Records for the exercise:
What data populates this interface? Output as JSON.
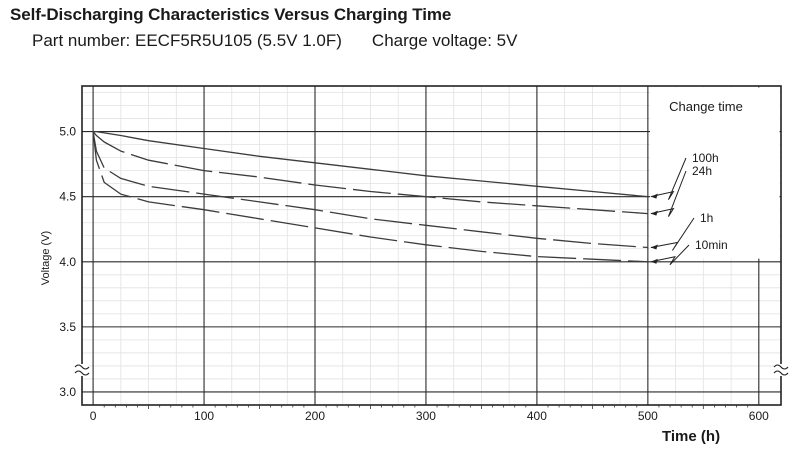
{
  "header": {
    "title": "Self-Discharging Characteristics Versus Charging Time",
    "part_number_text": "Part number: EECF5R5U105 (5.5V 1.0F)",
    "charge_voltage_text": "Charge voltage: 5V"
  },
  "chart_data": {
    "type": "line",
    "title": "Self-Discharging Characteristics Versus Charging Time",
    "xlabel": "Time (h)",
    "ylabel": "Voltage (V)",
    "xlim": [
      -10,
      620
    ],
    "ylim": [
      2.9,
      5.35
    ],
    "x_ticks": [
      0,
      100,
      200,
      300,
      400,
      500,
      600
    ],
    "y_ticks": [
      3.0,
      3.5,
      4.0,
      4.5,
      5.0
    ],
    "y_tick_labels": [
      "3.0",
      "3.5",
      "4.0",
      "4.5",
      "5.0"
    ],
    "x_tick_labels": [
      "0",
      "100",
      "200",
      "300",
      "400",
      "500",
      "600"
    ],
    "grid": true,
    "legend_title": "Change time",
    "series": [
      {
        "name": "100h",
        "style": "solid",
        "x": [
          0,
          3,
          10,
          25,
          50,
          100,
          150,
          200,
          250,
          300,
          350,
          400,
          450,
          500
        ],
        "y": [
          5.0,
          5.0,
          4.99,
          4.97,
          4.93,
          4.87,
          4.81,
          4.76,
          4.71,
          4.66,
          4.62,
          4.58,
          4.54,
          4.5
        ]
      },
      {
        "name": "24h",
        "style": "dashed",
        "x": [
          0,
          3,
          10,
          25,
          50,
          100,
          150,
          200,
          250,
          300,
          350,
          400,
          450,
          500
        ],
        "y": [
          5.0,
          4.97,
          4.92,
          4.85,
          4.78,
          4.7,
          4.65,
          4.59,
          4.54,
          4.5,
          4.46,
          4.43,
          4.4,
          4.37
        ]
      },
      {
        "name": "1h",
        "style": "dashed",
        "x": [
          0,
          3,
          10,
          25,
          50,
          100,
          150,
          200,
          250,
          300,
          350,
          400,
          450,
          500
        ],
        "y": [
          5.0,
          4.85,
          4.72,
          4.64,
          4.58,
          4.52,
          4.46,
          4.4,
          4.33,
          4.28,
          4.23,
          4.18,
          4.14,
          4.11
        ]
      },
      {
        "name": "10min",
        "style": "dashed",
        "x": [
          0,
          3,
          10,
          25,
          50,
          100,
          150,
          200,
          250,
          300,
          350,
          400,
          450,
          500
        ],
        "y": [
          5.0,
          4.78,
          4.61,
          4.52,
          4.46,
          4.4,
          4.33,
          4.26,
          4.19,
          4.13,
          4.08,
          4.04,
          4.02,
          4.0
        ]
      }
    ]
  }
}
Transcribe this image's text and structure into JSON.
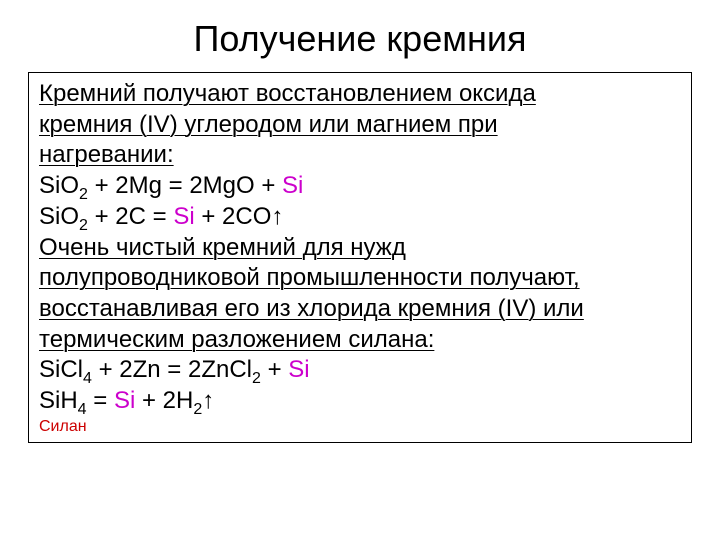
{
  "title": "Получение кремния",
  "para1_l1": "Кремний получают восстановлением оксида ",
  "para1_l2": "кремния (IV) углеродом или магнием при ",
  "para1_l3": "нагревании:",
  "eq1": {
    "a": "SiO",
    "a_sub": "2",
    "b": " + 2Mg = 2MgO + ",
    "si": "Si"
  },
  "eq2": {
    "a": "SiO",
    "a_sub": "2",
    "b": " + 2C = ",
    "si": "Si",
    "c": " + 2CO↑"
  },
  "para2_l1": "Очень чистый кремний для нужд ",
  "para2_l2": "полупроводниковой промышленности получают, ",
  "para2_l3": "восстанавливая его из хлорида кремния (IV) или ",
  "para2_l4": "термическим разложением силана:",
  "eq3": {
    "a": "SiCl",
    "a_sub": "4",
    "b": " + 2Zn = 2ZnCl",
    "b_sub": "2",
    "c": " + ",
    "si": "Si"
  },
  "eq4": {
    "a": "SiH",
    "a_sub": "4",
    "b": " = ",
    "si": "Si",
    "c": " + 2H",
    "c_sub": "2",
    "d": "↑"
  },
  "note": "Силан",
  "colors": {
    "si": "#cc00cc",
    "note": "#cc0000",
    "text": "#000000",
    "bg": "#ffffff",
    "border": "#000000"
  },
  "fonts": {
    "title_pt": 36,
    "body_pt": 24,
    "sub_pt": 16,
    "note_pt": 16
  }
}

...

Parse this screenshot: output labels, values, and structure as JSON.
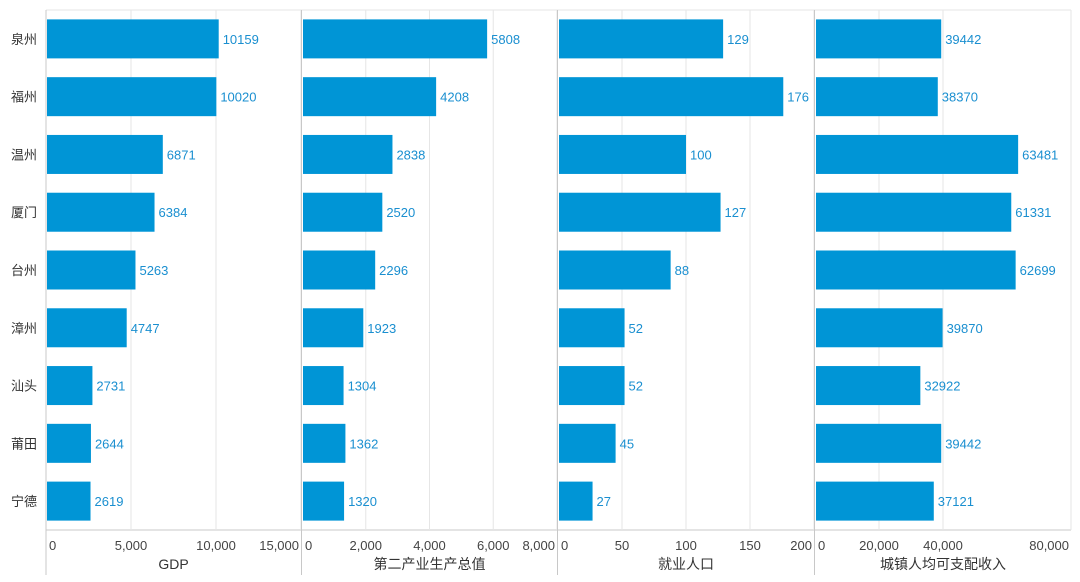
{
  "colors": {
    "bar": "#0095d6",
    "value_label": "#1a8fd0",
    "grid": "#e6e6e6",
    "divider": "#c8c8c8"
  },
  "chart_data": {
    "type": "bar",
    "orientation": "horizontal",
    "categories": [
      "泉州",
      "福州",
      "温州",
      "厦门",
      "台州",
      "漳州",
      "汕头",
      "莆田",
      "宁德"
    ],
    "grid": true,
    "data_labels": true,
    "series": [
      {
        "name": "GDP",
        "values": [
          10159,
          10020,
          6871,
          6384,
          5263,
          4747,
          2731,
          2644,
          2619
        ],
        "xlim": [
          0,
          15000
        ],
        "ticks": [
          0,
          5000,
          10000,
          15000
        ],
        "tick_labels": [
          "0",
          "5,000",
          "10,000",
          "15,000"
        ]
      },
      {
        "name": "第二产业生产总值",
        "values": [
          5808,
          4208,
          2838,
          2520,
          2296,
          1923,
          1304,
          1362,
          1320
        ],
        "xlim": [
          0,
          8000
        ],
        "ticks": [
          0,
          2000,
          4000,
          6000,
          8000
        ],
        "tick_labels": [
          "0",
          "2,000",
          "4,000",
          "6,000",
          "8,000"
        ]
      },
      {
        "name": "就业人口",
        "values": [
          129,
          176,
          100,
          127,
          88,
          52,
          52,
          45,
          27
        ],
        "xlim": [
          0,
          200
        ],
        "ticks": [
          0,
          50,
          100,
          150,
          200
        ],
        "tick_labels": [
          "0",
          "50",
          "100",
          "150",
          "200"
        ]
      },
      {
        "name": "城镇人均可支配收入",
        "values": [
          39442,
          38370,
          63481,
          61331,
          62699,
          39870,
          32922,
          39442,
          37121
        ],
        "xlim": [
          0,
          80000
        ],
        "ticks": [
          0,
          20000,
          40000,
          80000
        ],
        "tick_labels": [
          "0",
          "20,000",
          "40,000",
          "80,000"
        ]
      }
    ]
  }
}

What you will do: Copy out every line in the listing where the word "получают" appears.

Answer to the problem:
  "para1_l1": "Кремний получают восстановлением оксида ",
  "para2_l2": "полупроводниковой промышленности получают, ",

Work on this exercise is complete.